--- SET EXERCISE ---
Sort through the data and copy the lines holding the word "this".

--- RECORDS SUPPLIED ---
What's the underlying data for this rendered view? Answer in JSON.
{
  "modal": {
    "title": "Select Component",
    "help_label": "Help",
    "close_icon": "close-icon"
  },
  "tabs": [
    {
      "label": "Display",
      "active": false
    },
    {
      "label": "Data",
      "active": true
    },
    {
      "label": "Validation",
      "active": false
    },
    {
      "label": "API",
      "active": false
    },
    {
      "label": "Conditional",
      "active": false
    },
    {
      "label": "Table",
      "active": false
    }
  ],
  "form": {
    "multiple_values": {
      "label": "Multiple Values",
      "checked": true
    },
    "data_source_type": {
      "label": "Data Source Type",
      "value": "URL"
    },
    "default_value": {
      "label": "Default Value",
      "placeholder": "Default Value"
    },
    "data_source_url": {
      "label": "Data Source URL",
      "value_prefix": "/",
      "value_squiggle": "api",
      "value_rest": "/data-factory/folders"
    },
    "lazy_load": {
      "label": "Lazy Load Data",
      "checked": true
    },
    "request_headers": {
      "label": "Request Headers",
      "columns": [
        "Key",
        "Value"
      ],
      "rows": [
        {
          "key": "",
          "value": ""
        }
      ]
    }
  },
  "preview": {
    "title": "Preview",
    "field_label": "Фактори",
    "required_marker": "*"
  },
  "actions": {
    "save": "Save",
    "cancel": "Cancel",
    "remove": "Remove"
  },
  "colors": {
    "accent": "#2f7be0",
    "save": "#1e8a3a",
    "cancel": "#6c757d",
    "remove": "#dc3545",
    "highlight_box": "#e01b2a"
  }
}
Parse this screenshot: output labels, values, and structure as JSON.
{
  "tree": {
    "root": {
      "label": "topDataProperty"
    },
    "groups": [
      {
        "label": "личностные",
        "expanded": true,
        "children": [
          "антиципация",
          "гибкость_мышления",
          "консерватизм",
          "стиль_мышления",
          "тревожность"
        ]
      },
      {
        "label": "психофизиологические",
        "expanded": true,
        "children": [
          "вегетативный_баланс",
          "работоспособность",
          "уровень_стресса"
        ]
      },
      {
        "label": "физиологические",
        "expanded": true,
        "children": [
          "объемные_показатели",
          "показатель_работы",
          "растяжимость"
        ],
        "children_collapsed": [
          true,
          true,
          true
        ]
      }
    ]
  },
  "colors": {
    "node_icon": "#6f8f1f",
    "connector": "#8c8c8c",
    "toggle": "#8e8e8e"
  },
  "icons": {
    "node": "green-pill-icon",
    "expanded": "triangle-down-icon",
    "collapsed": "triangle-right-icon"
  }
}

--- EXERCISE SOLUTION ---
What's the underlying data for this rendered view? Answer in JSON.
Parse this screenshot: output labels, values, and structure as JSON.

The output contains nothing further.